= PROBLEM DESCRIPTION =
Please print the full listing exactly.

= SUPPLIED DATA =

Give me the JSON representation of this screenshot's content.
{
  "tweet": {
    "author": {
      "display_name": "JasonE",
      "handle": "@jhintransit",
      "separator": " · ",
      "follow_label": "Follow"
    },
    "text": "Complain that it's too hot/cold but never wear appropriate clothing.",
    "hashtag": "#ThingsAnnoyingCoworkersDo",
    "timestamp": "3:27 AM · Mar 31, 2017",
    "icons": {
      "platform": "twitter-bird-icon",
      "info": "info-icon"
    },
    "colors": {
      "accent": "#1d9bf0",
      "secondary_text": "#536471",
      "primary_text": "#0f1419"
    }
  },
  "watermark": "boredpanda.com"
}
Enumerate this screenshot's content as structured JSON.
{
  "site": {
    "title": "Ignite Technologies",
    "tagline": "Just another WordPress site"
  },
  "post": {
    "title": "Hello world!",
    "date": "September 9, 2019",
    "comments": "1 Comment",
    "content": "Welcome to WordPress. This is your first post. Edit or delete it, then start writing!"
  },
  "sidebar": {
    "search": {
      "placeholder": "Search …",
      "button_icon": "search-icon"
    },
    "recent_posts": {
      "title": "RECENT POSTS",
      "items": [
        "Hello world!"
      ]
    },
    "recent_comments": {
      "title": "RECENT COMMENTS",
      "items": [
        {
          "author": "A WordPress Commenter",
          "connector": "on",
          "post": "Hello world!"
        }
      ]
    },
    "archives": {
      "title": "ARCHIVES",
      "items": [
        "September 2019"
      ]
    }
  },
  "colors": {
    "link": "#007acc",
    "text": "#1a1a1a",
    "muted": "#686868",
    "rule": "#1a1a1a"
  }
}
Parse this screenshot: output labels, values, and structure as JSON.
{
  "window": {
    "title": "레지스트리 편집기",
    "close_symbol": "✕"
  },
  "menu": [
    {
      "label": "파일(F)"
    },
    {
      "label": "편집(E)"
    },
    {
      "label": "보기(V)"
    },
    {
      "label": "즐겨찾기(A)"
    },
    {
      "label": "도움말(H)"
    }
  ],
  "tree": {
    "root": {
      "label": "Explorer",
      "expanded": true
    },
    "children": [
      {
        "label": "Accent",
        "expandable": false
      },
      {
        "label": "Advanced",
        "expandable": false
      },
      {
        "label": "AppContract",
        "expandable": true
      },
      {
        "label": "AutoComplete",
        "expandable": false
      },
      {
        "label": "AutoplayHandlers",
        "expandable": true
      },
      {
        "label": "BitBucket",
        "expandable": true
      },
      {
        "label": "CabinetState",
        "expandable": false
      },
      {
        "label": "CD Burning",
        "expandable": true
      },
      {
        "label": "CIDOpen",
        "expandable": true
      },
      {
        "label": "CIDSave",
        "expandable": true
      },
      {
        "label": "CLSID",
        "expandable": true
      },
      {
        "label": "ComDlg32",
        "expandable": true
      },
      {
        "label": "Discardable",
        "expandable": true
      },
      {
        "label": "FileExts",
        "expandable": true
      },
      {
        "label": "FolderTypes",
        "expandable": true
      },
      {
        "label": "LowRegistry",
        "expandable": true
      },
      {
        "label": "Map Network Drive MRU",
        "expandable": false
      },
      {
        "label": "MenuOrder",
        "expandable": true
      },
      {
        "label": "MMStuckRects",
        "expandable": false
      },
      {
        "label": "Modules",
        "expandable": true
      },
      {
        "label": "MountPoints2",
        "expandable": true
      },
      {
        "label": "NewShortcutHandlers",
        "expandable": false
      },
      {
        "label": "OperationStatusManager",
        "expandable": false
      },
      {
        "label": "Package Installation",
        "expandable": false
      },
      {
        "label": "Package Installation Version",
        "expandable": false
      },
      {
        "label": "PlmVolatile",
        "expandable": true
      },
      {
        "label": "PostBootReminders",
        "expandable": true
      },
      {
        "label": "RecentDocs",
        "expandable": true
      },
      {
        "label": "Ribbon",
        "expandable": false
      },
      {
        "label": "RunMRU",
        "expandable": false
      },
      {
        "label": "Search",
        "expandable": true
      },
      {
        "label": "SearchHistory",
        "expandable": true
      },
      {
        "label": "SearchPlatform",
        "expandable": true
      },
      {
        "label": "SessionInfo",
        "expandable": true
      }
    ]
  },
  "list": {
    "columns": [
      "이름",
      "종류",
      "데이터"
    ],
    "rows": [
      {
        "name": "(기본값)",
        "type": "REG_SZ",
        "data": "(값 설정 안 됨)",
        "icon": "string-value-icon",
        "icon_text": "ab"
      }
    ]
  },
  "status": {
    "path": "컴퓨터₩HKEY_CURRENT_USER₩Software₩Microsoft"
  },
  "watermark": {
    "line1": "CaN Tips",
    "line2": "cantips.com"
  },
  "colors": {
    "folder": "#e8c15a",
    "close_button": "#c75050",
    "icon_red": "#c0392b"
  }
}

= RESPONSE TO THIS TASK =
Give me the JSON representation of this screenshot's content.
{
  "tweet": {
    "author": {
      "display_name": "JasonE",
      "handle": "@jhintransit",
      "separator": " · ",
      "follow_label": "Follow"
    },
    "text": "Complain that it's too hot/cold but never wear appropriate clothing.",
    "hashtag": "#ThingsAnnoyingCoworkersDo",
    "timestamp": "3:27 AM · Mar 31, 2017",
    "icons": {
      "platform": "twitter-bird-icon",
      "info": "info-icon"
    },
    "colors": {
      "accent": "#1d9bf0",
      "secondary_text": "#536471",
      "primary_text": "#0f1419"
    }
  },
  "watermark": "boredpanda.com"
}
Enumerate this screenshot's content as structured JSON.
{
  "site": {
    "title": "Ignite Technologies",
    "tagline": "Just another WordPress site"
  },
  "post": {
    "title": "Hello world!",
    "date": "September 9, 2019",
    "comments": "1 Comment",
    "content": "Welcome to WordPress. This is your first post. Edit or delete it, then start writing!"
  },
  "sidebar": {
    "search": {
      "placeholder": "Search …",
      "button_icon": "search-icon"
    },
    "recent_posts": {
      "title": "RECENT POSTS",
      "items": [
        "Hello world!"
      ]
    },
    "recent_comments": {
      "title": "RECENT COMMENTS",
      "items": [
        {
          "author": "A WordPress Commenter",
          "connector": "on",
          "post": "Hello world!"
        }
      ]
    },
    "archives": {
      "title": "ARCHIVES",
      "items": [
        "September 2019"
      ]
    }
  },
  "colors": {
    "link": "#007acc",
    "text": "#1a1a1a",
    "muted": "#686868",
    "rule": "#1a1a1a"
  }
}
Parse this screenshot: output labels, values, and structure as JSON.
{
  "window": {
    "title": "레지스트리 편집기",
    "close_symbol": "✕"
  },
  "menu": [
    {
      "label": "파일(F)"
    },
    {
      "label": "편집(E)"
    },
    {
      "label": "보기(V)"
    },
    {
      "label": "즐겨찾기(A)"
    },
    {
      "label": "도움말(H)"
    }
  ],
  "tree": {
    "root": {
      "label": "Explorer",
      "expanded": true
    },
    "children": [
      {
        "label": "Accent",
        "expandable": false
      },
      {
        "label": "Advanced",
        "expandable": false
      },
      {
        "label": "AppContract",
        "expandable": true
      },
      {
        "label": "AutoComplete",
        "expandable": false
      },
      {
        "label": "AutoplayHandlers",
        "expandable": true
      },
      {
        "label": "BitBucket",
        "expandable": true
      },
      {
        "label": "CabinetState",
        "expandable": false
      },
      {
        "label": "CD Burning",
        "expandable": true
      },
      {
        "label": "CIDOpen",
        "expandable": true
      },
      {
        "label": "CIDSave",
        "expandable": true
      },
      {
        "label": "CLSID",
        "expandable": true
      },
      {
        "label": "ComDlg32",
        "expandable": true
      },
      {
        "label": "Discardable",
        "expandable": true
      },
      {
        "label": "FileExts",
        "expandable": true
      },
      {
        "label": "FolderTypes",
        "expandable": true
      },
      {
        "label": "LowRegistry",
        "expandable": true
      },
      {
        "label": "Map Network Drive MRU",
        "expandable": false
      },
      {
        "label": "MenuOrder",
        "expandable": true
      },
      {
        "label": "MMStuckRects",
        "expandable": false
      },
      {
        "label": "Modules",
        "expandable": true
      },
      {
        "label": "MountPoints2",
        "expandable": true
      },
      {
        "label": "NewShortcutHandlers",
        "expandable": false
      },
      {
        "label": "OperationStatusManager",
        "expandable": false
      },
      {
        "label": "Package Installation",
        "expandable": false
      },
      {
        "label": "Package Installation Version",
        "expandable": false
      },
      {
        "label": "PlmVolatile",
        "expandable": true
      },
      {
        "label": "PostBootReminders",
        "expandable": true
      },
      {
        "label": "RecentDocs",
        "expandable": true
      },
      {
        "label": "Ribbon",
        "expandable": false
      },
      {
        "label": "RunMRU",
        "expandable": false
      },
      {
        "label": "Search",
        "expandable": true
      },
      {
        "label": "SearchHistory",
        "expandable": true
      },
      {
        "label": "SearchPlatform",
        "expandable": true
      },
      {
        "label": "SessionInfo",
        "expandable": true
      }
    ]
  },
  "list": {
    "columns": [
      "이름",
      "종류",
      "데이터"
    ],
    "rows": [
      {
        "name": "(기본값)",
        "type": "REG_SZ",
        "data": "(값 설정 안 됨)",
        "icon": "string-value-icon",
        "icon_text": "ab"
      }
    ]
  },
  "status": {
    "path": "컴퓨터₩HKEY_CURRENT_USER₩Software₩Microsoft"
  },
  "watermark": {
    "line1": "CaN Tips",
    "line2": "cantips.com"
  },
  "colors": {
    "folder": "#e8c15a",
    "close_button": "#c75050",
    "icon_red": "#c0392b"
  }
}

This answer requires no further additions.